» Problem statement:
Return each entry exactly, omitting nothing.
╭─ Data excerpts
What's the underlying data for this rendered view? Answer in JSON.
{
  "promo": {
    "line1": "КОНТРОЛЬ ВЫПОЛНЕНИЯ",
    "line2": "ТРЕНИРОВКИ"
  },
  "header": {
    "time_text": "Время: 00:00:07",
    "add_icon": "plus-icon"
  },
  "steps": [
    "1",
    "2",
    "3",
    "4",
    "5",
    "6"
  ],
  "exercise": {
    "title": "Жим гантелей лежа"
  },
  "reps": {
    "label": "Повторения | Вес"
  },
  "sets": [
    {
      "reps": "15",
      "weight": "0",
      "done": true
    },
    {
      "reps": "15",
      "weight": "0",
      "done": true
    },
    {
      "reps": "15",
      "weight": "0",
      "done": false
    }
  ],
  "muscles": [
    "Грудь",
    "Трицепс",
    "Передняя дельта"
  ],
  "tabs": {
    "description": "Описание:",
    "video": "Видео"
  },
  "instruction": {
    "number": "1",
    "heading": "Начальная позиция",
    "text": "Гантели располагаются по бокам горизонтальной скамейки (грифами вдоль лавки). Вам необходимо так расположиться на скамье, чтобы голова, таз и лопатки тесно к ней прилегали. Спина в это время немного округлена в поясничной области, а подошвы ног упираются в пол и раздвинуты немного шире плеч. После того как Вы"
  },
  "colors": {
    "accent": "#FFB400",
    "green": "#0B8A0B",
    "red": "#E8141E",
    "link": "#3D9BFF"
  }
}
╰─
» Exercise result:
What's the underlying data for this rendered view? Answer in JSON.
{
  "promo": {
    "line1": "КОНТРОЛЬ ВЫПОЛНЕНИЯ",
    "line2": "ТРЕНИРОВКИ"
  },
  "header": {
    "time_text": "Время: 00:00:07",
    "add_icon": "plus-icon"
  },
  "steps": [
    "1",
    "2",
    "3",
    "4",
    "5",
    "6"
  ],
  "exercise": {
    "title": "Жим гантелей лежа"
  },
  "reps": {
    "label": "Повторения | Вес"
  },
  "sets": [
    {
      "reps": "15",
      "weight": "0",
      "done": true
    },
    {
      "reps": "15",
      "weight": "0",
      "done": true
    },
    {
      "reps": "15",
      "weight": "0",
      "done": false
    }
  ],
  "muscles": [
    "Грудь",
    "Трицепс",
    "Передняя дельта"
  ],
  "tabs": {
    "description": "Описание:",
    "video": "Видео"
  },
  "instruction": {
    "number": "1",
    "heading": "Начальная позиция",
    "text": "Гантели располагаются по бокам горизонтальной скамейки (грифами вдоль лавки). Вам необходимо так расположиться на скамье, чтобы голова, таз и лопатки тесно к ней прилегали. Спина в это время немного округлена в поясничной области, а подошвы ног упираются в пол и раздвинуты немного шире плеч. После того как Вы"
  },
  "colors": {
    "accent": "#FFB400",
    "green": "#0B8A0B",
    "red": "#E8141E",
    "link": "#3D9BFF"
  }
}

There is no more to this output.